*Working data*:
.....

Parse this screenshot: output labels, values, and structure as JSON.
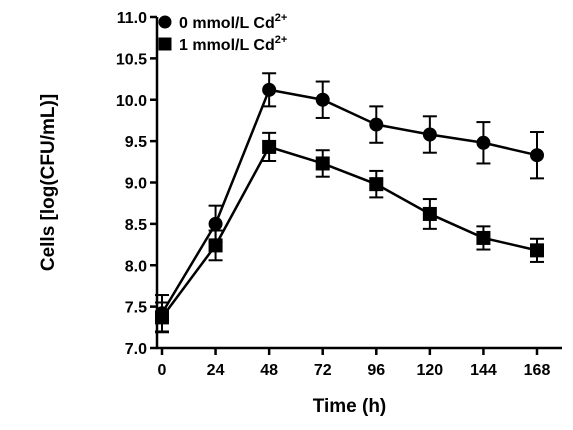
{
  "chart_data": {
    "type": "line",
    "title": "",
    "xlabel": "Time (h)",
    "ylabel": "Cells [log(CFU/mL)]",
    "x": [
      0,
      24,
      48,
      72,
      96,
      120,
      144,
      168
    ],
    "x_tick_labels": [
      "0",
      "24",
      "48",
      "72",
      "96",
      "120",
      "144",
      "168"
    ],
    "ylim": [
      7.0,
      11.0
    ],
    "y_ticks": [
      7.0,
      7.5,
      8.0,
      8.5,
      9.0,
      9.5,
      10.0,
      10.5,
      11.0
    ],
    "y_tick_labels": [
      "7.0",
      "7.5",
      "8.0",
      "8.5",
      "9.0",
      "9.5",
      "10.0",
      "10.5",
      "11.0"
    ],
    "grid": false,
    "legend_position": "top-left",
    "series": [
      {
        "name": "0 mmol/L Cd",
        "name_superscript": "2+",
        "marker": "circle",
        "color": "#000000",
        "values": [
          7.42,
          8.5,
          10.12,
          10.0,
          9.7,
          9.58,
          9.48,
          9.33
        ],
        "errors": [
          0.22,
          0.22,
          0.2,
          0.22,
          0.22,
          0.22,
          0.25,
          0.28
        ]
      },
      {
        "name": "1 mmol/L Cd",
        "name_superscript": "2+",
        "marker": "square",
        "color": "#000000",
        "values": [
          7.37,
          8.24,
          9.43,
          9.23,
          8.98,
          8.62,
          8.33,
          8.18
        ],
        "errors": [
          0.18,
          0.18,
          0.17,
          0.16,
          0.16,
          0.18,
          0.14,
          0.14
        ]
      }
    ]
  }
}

.....

*Do this*:
Repeat the material above word for word and skip every image in it.

*Result of this exercise*:
Parse this screenshot: output labels, values, and structure as JSON.
{
  "chart_data": {
    "type": "line",
    "title": "",
    "xlabel": "Time (h)",
    "ylabel": "Cells [log(CFU/mL)]",
    "x": [
      0,
      24,
      48,
      72,
      96,
      120,
      144,
      168
    ],
    "x_tick_labels": [
      "0",
      "24",
      "48",
      "72",
      "96",
      "120",
      "144",
      "168"
    ],
    "ylim": [
      7.0,
      11.0
    ],
    "y_ticks": [
      7.0,
      7.5,
      8.0,
      8.5,
      9.0,
      9.5,
      10.0,
      10.5,
      11.0
    ],
    "y_tick_labels": [
      "7.0",
      "7.5",
      "8.0",
      "8.5",
      "9.0",
      "9.5",
      "10.0",
      "10.5",
      "11.0"
    ],
    "grid": false,
    "legend_position": "top-left",
    "series": [
      {
        "name": "0 mmol/L Cd",
        "name_superscript": "2+",
        "marker": "circle",
        "color": "#000000",
        "values": [
          7.42,
          8.5,
          10.12,
          10.0,
          9.7,
          9.58,
          9.48,
          9.33
        ],
        "errors": [
          0.22,
          0.22,
          0.2,
          0.22,
          0.22,
          0.22,
          0.25,
          0.28
        ]
      },
      {
        "name": "1 mmol/L Cd",
        "name_superscript": "2+",
        "marker": "square",
        "color": "#000000",
        "values": [
          7.37,
          8.24,
          9.43,
          9.23,
          8.98,
          8.62,
          8.33,
          8.18
        ],
        "errors": [
          0.18,
          0.18,
          0.17,
          0.16,
          0.16,
          0.18,
          0.14,
          0.14
        ]
      }
    ]
  }
}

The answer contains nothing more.